**Required action**
The word "pieces" appears in some lines of the records below; state how many lines, and nothing else.

********************

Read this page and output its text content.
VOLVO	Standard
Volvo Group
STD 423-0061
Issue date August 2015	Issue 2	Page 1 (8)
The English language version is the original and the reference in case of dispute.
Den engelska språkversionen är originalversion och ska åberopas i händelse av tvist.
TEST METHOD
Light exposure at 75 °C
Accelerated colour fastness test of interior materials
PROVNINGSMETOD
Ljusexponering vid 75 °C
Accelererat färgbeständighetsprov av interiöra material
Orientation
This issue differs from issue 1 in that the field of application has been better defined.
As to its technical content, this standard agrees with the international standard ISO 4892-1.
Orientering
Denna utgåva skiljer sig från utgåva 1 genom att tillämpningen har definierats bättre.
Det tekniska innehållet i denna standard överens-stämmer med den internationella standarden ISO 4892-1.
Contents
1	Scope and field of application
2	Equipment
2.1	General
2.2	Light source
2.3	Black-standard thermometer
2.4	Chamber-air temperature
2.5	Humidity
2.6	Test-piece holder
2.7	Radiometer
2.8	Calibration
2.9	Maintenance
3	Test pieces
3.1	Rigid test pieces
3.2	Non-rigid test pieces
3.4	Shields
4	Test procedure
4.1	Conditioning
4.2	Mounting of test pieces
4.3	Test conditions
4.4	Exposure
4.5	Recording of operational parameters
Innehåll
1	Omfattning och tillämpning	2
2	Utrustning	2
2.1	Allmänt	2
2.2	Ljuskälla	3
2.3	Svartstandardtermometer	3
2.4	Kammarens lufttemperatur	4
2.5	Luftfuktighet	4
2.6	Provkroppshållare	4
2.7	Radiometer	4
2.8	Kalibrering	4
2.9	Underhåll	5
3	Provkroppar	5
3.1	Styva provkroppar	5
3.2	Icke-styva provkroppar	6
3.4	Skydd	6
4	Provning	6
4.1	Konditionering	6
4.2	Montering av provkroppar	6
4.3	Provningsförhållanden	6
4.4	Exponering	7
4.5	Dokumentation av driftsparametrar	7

********************

**Answer to this task**
4